[Collected data entries]
______________________________
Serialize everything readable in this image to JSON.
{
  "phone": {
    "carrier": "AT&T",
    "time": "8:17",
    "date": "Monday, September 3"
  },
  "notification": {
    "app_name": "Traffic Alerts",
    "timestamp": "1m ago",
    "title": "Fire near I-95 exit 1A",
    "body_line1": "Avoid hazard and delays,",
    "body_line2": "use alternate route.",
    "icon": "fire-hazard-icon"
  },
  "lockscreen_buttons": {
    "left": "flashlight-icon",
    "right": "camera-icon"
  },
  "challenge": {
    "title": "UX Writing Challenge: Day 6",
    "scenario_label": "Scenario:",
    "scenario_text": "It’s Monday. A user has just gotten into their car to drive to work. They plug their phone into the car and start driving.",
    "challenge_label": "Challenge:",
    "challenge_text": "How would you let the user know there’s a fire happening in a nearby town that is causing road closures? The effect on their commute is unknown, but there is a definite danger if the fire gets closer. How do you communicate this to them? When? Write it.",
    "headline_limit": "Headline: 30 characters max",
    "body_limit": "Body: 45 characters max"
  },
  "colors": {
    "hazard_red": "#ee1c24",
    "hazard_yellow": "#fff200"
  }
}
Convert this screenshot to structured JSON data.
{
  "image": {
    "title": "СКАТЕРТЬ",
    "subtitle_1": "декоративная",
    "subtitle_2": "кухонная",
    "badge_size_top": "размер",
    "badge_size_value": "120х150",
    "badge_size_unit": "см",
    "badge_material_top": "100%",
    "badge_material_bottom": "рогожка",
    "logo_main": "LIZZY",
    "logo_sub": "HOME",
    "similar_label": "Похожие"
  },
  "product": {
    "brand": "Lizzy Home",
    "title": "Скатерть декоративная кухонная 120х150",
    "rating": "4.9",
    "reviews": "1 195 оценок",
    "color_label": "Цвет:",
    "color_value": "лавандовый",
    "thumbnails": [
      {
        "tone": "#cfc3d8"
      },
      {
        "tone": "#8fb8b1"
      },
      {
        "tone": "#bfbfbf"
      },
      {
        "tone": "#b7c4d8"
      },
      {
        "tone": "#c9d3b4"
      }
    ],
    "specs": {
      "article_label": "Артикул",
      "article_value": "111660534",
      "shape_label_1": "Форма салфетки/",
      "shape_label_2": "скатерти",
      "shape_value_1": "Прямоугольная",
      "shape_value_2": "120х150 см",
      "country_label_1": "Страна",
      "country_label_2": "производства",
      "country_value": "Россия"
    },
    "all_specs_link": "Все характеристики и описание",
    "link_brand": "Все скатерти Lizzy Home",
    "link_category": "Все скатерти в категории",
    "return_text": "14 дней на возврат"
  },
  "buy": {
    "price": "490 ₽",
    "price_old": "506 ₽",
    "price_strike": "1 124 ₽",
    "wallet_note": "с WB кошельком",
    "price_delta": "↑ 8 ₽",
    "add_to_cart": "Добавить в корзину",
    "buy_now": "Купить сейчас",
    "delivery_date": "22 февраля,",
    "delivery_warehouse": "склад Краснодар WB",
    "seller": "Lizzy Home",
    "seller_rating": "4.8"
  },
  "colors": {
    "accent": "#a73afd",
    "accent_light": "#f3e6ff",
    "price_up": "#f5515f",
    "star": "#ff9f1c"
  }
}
______________________________
PROMPT →
Return every entry exactly as given.

RESPONSE BELOW →
Serialize everything readable in this image to JSON.
{
  "phone": {
    "carrier": "AT&T",
    "time": "8:17",
    "date": "Monday, September 3"
  },
  "notification": {
    "app_name": "Traffic Alerts",
    "timestamp": "1m ago",
    "title": "Fire near I-95 exit 1A",
    "body_line1": "Avoid hazard and delays,",
    "body_line2": "use alternate route.",
    "icon": "fire-hazard-icon"
  },
  "lockscreen_buttons": {
    "left": "flashlight-icon",
    "right": "camera-icon"
  },
  "challenge": {
    "title": "UX Writing Challenge: Day 6",
    "scenario_label": "Scenario:",
    "scenario_text": "It’s Monday. A user has just gotten into their car to drive to work. They plug their phone into the car and start driving.",
    "challenge_label": "Challenge:",
    "challenge_text": "How would you let the user know there’s a fire happening in a nearby town that is causing road closures? The effect on their commute is unknown, but there is a definite danger if the fire gets closer. How do you communicate this to them? When? Write it.",
    "headline_limit": "Headline: 30 characters max",
    "body_limit": "Body: 45 characters max"
  },
  "colors": {
    "hazard_red": "#ee1c24",
    "hazard_yellow": "#fff200"
  }
}
Convert this screenshot to structured JSON data.
{
  "image": {
    "title": "СКАТЕРТЬ",
    "subtitle_1": "декоративная",
    "subtitle_2": "кухонная",
    "badge_size_top": "размер",
    "badge_size_value": "120х150",
    "badge_size_unit": "см",
    "badge_material_top": "100%",
    "badge_material_bottom": "рогожка",
    "logo_main": "LIZZY",
    "logo_sub": "HOME",
    "similar_label": "Похожие"
  },
  "product": {
    "brand": "Lizzy Home",
    "title": "Скатерть декоративная кухонная 120х150",
    "rating": "4.9",
    "reviews": "1 195 оценок",
    "color_label": "Цвет:",
    "color_value": "лавандовый",
    "thumbnails": [
      {
        "tone": "#cfc3d8"
      },
      {
        "tone": "#8fb8b1"
      },
      {
        "tone": "#bfbfbf"
      },
      {
        "tone": "#b7c4d8"
      },
      {
        "tone": "#c9d3b4"
      }
    ],
    "specs": {
      "article_label": "Артикул",
      "article_value": "111660534",
      "shape_label_1": "Форма салфетки/",
      "shape_label_2": "скатерти",
      "shape_value_1": "Прямоугольная",
      "shape_value_2": "120х150 см",
      "country_label_1": "Страна",
      "country_label_2": "производства",
      "country_value": "Россия"
    },
    "all_specs_link": "Все характеристики и описание",
    "link_brand": "Все скатерти Lizzy Home",
    "link_category": "Все скатерти в категории",
    "return_text": "14 дней на возврат"
  },
  "buy": {
    "price": "490 ₽",
    "price_old": "506 ₽",
    "price_strike": "1 124 ₽",
    "wallet_note": "с WB кошельком",
    "price_delta": "↑ 8 ₽",
    "add_to_cart": "Добавить в корзину",
    "buy_now": "Купить сейчас",
    "delivery_date": "22 февраля,",
    "delivery_warehouse": "склад Краснодар WB",
    "seller": "Lizzy Home",
    "seller_rating": "4.8"
  },
  "colors": {
    "accent": "#a73afd",
    "accent_light": "#f3e6ff",
    "price_up": "#f5515f",
    "star": "#ff9f1c"
  }
}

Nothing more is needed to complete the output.